## EXERCISE DESCRIPTION
Extract every line of the material that holds the string "title".
[Begin]
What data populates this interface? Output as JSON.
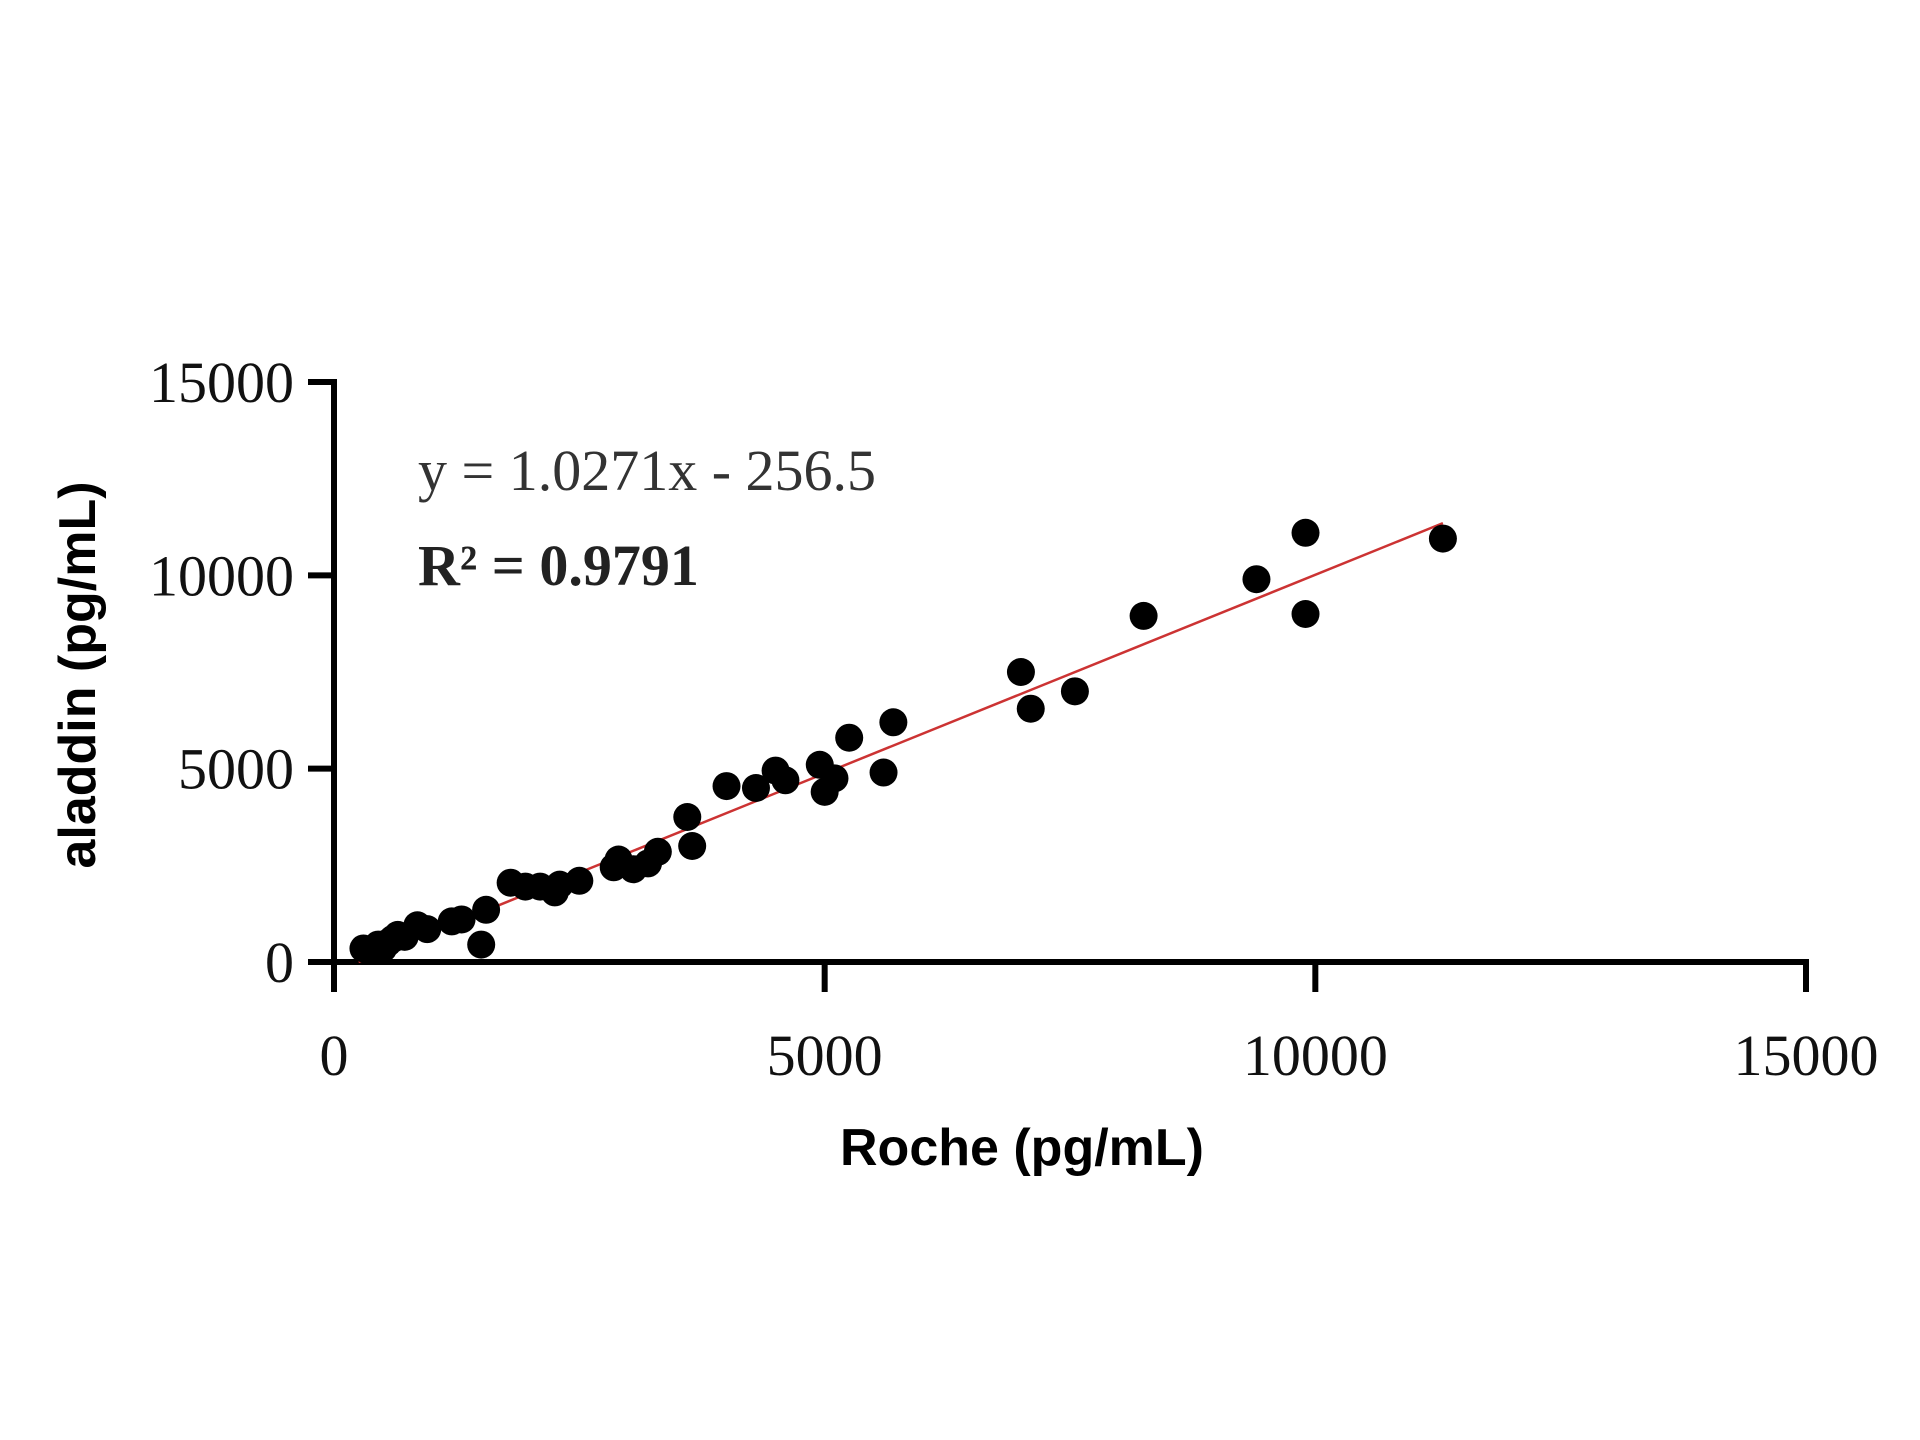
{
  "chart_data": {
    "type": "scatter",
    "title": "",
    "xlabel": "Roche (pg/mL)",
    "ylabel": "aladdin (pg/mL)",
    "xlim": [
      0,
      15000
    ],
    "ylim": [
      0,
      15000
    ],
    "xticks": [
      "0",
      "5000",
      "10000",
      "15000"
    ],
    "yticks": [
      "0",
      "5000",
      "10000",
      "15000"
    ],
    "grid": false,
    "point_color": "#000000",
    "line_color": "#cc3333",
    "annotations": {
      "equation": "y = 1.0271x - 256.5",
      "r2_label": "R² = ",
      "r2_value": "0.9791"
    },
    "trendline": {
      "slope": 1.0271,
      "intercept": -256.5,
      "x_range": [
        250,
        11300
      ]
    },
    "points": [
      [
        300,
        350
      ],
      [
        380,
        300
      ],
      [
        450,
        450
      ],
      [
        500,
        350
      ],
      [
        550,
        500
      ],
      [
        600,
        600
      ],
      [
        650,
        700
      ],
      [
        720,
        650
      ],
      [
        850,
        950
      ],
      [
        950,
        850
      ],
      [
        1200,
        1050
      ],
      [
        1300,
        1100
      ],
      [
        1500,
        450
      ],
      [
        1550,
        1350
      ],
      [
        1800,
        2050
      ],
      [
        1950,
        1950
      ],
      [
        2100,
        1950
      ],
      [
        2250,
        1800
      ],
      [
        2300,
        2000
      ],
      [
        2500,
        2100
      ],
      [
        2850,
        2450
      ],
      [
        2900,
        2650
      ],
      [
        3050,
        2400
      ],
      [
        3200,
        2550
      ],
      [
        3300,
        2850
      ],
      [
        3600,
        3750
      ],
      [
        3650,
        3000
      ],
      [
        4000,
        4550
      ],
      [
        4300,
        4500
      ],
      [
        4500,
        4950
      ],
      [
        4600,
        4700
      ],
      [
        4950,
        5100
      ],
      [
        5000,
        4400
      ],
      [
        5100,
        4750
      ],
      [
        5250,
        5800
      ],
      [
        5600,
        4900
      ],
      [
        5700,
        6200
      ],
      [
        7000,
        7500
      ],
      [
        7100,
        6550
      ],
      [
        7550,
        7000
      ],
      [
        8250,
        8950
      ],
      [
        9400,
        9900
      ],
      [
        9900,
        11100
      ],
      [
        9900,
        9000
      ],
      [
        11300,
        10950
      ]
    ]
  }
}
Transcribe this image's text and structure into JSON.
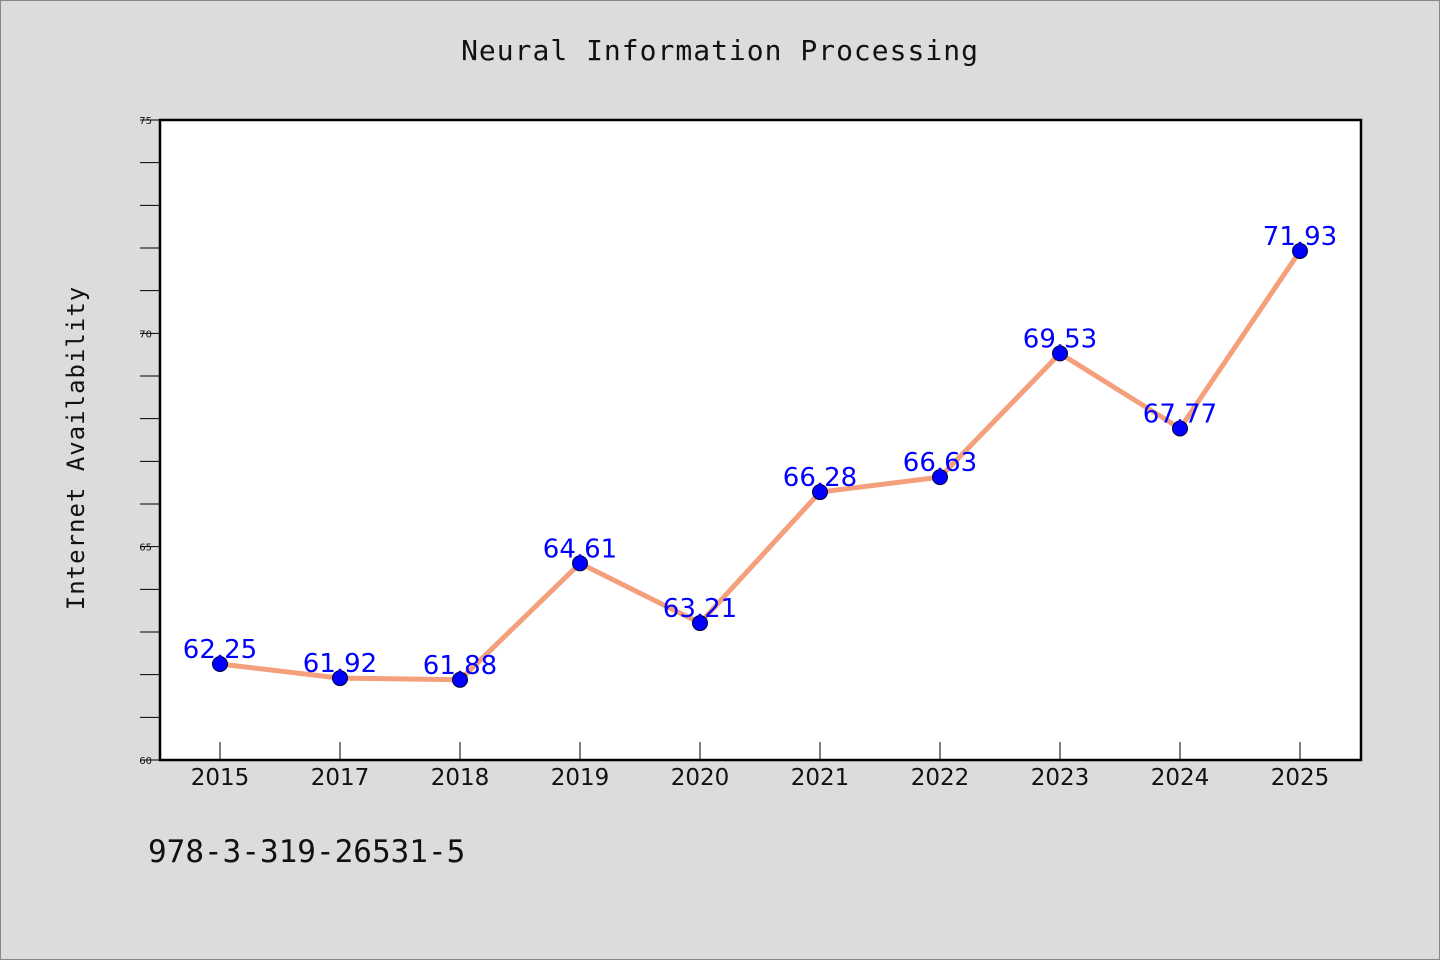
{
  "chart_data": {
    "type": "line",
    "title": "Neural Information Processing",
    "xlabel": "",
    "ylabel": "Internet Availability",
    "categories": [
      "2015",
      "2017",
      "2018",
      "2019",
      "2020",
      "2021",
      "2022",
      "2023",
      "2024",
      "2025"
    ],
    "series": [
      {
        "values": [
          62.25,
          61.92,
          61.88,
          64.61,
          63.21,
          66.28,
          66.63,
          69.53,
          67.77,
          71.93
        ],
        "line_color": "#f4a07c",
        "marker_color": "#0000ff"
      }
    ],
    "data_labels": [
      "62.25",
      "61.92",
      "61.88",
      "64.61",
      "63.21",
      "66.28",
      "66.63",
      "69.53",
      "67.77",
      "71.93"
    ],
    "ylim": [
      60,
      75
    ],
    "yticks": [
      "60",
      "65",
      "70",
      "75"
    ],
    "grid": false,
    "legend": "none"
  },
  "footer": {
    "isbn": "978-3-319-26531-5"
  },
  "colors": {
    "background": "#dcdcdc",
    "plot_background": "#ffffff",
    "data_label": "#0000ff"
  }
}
[End]
## SOLUTION BELOW
    "title": "",
    "title": "Neural Information Processing",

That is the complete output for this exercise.